> GIVEN INSTRUCTION
Identify each line holding the string "ERAI" and copy it.

(Items listed in a dataset)
◇ ◇ ◇ ◇ ◇ ◇ ◇

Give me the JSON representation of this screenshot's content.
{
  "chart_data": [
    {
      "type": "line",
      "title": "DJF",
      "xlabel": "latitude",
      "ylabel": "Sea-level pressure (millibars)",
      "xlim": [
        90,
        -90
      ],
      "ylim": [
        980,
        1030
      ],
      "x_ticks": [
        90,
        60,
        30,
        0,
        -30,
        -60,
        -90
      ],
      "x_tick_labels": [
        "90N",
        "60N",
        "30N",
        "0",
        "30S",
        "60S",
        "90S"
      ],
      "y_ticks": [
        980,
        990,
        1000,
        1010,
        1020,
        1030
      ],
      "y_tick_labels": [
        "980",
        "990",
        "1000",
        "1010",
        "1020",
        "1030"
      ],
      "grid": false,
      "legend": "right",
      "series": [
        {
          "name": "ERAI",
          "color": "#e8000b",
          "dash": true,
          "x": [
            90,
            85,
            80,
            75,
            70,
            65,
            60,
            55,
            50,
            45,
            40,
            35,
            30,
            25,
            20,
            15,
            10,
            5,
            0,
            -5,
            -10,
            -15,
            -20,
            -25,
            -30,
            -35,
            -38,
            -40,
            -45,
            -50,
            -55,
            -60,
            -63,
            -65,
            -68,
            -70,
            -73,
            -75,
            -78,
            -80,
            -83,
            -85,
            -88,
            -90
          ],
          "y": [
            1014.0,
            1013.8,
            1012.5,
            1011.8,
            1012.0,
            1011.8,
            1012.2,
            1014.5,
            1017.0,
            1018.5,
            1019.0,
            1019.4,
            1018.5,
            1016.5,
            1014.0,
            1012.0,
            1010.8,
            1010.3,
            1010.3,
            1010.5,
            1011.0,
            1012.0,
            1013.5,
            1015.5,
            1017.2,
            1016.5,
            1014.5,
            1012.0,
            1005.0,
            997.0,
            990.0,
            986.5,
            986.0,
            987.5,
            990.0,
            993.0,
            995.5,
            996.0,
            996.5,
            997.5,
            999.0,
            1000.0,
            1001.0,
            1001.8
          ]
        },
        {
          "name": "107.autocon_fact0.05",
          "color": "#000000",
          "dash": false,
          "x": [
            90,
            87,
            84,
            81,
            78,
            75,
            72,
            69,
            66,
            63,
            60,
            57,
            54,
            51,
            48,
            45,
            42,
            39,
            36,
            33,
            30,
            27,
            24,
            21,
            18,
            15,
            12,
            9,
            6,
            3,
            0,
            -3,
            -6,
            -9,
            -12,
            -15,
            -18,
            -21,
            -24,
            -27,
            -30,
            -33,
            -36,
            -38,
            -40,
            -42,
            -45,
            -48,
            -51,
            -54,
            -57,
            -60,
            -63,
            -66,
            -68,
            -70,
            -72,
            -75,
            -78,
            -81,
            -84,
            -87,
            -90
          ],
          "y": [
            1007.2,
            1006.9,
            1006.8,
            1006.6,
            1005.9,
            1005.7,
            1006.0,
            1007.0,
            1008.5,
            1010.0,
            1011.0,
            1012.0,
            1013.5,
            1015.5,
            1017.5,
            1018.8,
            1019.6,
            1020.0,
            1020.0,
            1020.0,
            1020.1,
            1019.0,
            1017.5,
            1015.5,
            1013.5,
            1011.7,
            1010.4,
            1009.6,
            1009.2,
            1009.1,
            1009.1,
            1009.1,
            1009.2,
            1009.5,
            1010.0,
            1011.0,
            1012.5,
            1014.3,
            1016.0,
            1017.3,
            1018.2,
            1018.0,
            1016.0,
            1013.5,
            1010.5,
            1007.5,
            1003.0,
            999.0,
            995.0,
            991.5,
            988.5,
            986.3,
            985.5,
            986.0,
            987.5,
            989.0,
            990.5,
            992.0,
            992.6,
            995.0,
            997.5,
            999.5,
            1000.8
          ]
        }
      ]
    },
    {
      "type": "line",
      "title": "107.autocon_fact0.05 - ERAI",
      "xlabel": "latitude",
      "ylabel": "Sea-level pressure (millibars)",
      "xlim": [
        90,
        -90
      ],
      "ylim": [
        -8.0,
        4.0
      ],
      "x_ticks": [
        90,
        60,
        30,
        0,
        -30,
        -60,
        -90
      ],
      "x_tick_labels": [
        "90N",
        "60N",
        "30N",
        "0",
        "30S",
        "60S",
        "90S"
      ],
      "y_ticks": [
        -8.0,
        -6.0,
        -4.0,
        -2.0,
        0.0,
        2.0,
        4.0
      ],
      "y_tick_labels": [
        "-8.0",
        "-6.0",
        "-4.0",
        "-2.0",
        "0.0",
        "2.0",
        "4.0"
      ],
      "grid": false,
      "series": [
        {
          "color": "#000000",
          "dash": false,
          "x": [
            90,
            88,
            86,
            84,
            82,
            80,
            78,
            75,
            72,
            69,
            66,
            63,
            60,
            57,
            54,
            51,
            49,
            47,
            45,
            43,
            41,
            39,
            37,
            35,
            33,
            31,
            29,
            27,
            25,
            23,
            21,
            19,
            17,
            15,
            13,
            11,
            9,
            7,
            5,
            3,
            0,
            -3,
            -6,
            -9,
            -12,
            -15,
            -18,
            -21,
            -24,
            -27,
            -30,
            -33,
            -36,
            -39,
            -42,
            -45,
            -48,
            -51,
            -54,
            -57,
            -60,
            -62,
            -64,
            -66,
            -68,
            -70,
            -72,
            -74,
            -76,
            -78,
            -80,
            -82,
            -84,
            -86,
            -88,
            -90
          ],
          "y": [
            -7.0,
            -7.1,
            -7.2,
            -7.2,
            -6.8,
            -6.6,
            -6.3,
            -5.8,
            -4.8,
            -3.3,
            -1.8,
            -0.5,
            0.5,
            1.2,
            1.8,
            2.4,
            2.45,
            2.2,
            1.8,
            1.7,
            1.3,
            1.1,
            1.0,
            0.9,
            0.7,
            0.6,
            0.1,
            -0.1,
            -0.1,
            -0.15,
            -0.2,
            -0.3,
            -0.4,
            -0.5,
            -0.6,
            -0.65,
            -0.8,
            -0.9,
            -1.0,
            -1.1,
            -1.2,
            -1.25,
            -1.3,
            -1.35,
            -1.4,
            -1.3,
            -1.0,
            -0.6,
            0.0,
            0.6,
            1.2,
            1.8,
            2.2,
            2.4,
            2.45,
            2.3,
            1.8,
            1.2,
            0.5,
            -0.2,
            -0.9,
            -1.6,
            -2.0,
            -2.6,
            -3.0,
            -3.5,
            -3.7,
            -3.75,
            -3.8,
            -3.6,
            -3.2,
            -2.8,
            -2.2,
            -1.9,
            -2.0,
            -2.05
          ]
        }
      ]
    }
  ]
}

◇ ◇ ◇ ◇ ◇ ◇ ◇

> ANSWER FOR THIS EXERCISE
          "name": "ERAI",
      "title": "107.autocon_fact0.05 - ERAI",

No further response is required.